__WRITTEN PROBLEM__: Go through the entries below and pick out every line with "this".

Data records
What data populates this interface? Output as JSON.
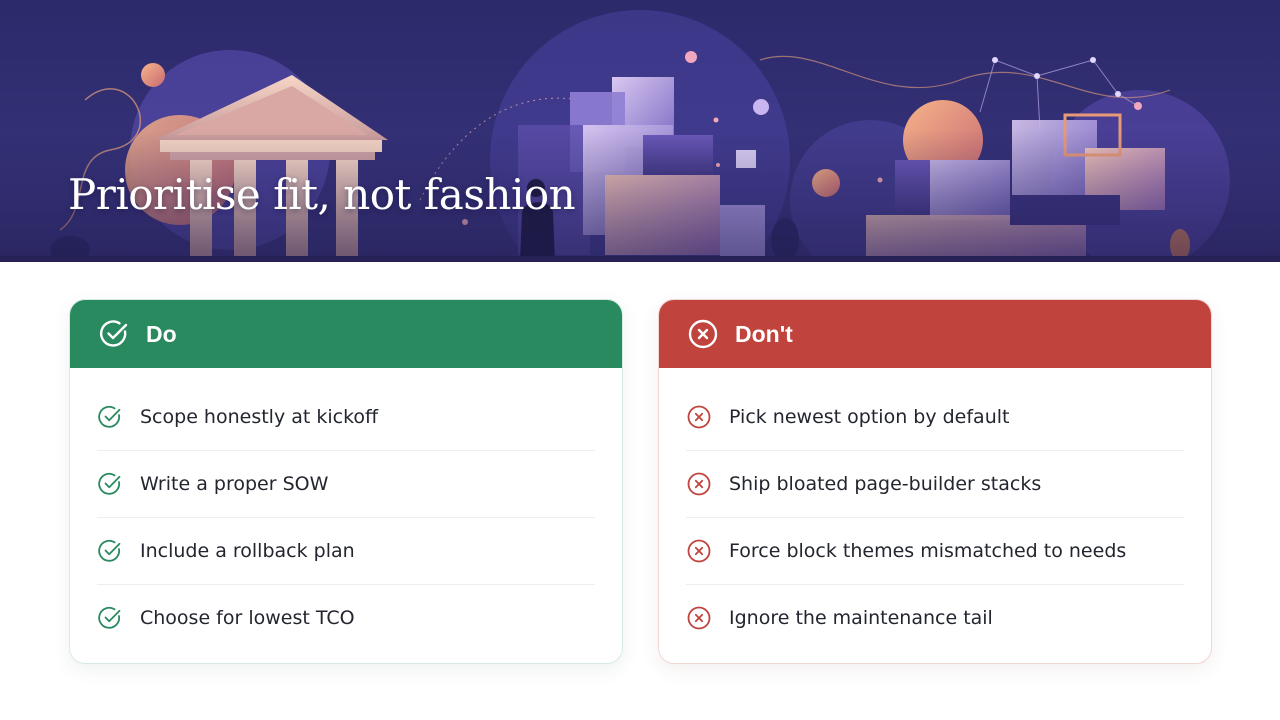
{
  "slide": {
    "title": "Prioritise fit, not fashion",
    "colors": {
      "do": "#2a8a5f",
      "dont": "#c0443d",
      "hero_bg": "#2f2b6b"
    }
  },
  "do_panel": {
    "heading": "Do",
    "icon": "check-circle-icon",
    "items": [
      "Scope honestly at kickoff",
      "Write a proper SOW",
      "Include a rollback plan",
      "Choose for lowest TCO"
    ]
  },
  "dont_panel": {
    "heading": "Don't",
    "icon": "x-circle-icon",
    "items": [
      "Pick newest option by default",
      "Ship bloated page-builder stacks",
      "Force block themes mismatched to needs",
      "Ignore the maintenance tail"
    ]
  }
}
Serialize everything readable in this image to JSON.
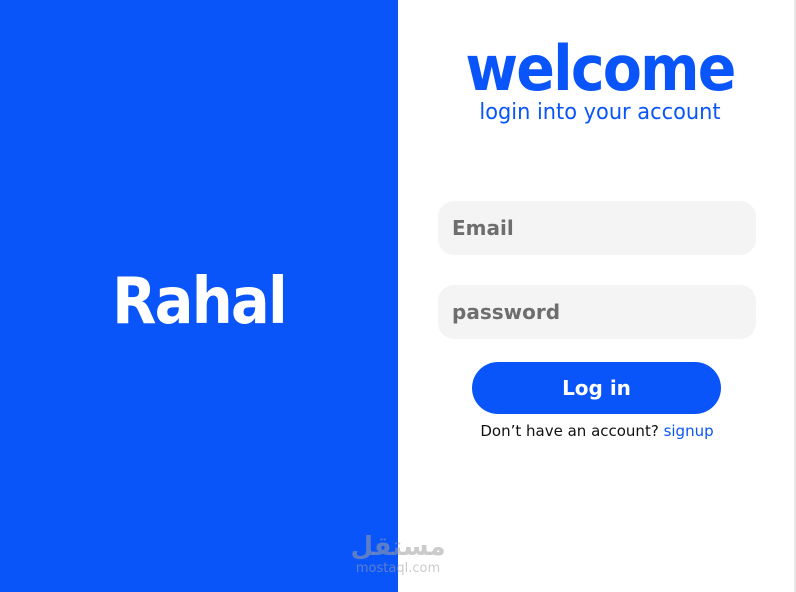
{
  "left_panel": {
    "brand_name": "Rahal"
  },
  "login_panel": {
    "title": "welcome",
    "subtitle": "login into your account",
    "email_field": {
      "placeholder": "Email",
      "value": ""
    },
    "password_field": {
      "placeholder": "password",
      "value": ""
    },
    "login_button_label": "Log in",
    "signup_prompt": "Don’t have an account?",
    "signup_link_label": "signup"
  },
  "watermark": {
    "logo_text": "مستقل",
    "url_text": "mostaql.com"
  },
  "colors": {
    "brand_blue": "#0a55fa",
    "field_background": "#f4f4f4",
    "placeholder_gray": "#6e6e6e",
    "page_background": "#ffffff"
  }
}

__WRITTEN RESPONSE__:
What data populates this interface? Output as JSON.
Serialize everything readable in this image to JSON.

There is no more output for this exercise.